— Begin SUPPLIED MATERIAL —
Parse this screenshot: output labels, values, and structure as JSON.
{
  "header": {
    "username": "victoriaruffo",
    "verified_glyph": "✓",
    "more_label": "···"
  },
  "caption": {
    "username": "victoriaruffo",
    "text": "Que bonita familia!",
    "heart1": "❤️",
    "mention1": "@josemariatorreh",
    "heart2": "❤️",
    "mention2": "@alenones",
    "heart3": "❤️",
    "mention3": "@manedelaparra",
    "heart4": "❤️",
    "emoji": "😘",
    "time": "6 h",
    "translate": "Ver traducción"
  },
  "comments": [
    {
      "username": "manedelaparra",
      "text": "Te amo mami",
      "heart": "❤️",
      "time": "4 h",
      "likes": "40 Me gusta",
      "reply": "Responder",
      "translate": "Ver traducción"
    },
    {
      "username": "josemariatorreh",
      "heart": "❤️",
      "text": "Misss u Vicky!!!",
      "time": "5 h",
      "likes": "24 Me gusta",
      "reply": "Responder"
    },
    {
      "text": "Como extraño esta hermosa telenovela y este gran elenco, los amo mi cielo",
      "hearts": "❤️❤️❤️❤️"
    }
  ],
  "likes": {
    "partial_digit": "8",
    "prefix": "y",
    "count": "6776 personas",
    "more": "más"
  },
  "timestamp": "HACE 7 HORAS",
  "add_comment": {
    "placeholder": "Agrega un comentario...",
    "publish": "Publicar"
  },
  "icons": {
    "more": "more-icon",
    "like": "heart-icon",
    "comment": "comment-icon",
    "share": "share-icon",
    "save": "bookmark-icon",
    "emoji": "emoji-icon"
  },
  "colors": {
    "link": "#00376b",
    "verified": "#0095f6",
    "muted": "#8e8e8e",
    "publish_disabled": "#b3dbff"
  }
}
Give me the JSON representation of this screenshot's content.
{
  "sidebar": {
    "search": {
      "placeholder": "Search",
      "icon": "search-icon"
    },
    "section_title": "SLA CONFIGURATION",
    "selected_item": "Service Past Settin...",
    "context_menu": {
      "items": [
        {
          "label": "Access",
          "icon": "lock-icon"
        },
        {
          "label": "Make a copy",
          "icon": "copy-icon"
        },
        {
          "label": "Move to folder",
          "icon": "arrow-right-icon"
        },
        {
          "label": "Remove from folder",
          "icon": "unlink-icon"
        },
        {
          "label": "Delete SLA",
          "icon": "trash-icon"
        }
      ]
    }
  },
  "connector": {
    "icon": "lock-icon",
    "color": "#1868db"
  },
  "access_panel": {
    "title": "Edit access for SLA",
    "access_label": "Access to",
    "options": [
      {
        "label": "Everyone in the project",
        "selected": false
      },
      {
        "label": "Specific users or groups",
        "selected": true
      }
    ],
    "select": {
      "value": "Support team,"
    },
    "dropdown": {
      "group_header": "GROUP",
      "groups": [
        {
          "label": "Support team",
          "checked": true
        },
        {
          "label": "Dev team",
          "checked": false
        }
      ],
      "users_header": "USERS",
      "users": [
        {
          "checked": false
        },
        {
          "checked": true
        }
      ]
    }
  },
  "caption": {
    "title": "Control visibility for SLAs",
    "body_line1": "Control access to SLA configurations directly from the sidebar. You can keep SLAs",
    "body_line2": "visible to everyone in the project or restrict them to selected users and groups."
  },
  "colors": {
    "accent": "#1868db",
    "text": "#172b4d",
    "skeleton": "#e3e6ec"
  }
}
— End SUPPLIED MATERIAL —
[WHAT YOU ARE ASKED TO DO] Gather every line from the listing above in which "username" appears, and copy those lines.

[THE ANSWER]
    "username": "victoriaruffo",
    "username": "victoriaruffo",
      "username": "manedelaparra",
      "username": "josemariatorreh",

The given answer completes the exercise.